Exercise task
Read the listing below and copy out every line that holds "Unisex".

Records for this task
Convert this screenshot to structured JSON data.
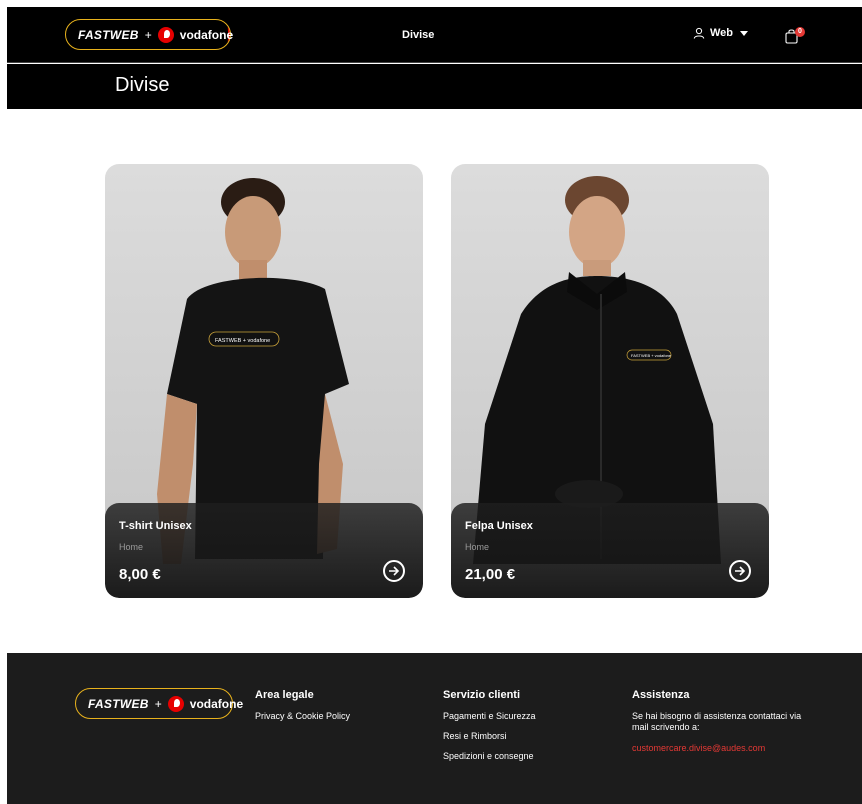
{
  "header": {
    "logo": {
      "brand_a": "FASTWEB",
      "plus": "+",
      "brand_b": "vodafone"
    },
    "nav_center": "Divise",
    "user_label": "Web",
    "cart_count": "0"
  },
  "page": {
    "title": "Divise"
  },
  "products": [
    {
      "name": "T-shirt Unisex",
      "category": "Home",
      "price": "8,00 €",
      "logo_text": "FASTWEB + vodafone"
    },
    {
      "name": "Felpa Unisex",
      "category": "Home",
      "price": "21,00 €",
      "logo_text": "FASTWEB + vodafone"
    }
  ],
  "footer": {
    "logo": {
      "brand_a": "FASTWEB",
      "plus": "+",
      "brand_b": "vodafone"
    },
    "legal": {
      "heading": "Area legale",
      "links": [
        "Privacy & Cookie Policy"
      ]
    },
    "service": {
      "heading": "Servizio clienti",
      "links": [
        "Pagamenti e Sicurezza",
        "Resi e Rimborsi",
        "Spedizioni e consegne"
      ]
    },
    "support": {
      "heading": "Assistenza",
      "text": "Se hai bisogno di assistenza contattaci via mail scrivendo a:",
      "email": "customercare.divise@audes.com"
    }
  },
  "colors": {
    "accent_red": "#e60000",
    "brand_yellow": "#e8b21c",
    "footer_bg": "#1c1c1c",
    "link_red": "#e53935"
  }
}
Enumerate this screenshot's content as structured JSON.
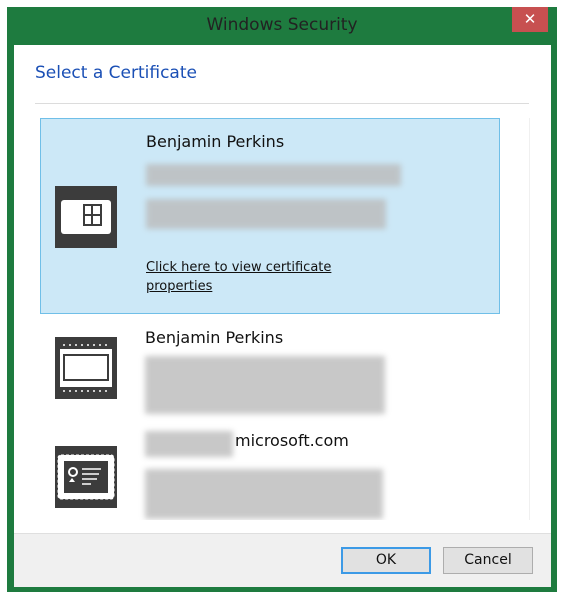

Result below
      "name": "T-shirt Unisex",
      "name": "Felpa Unisex",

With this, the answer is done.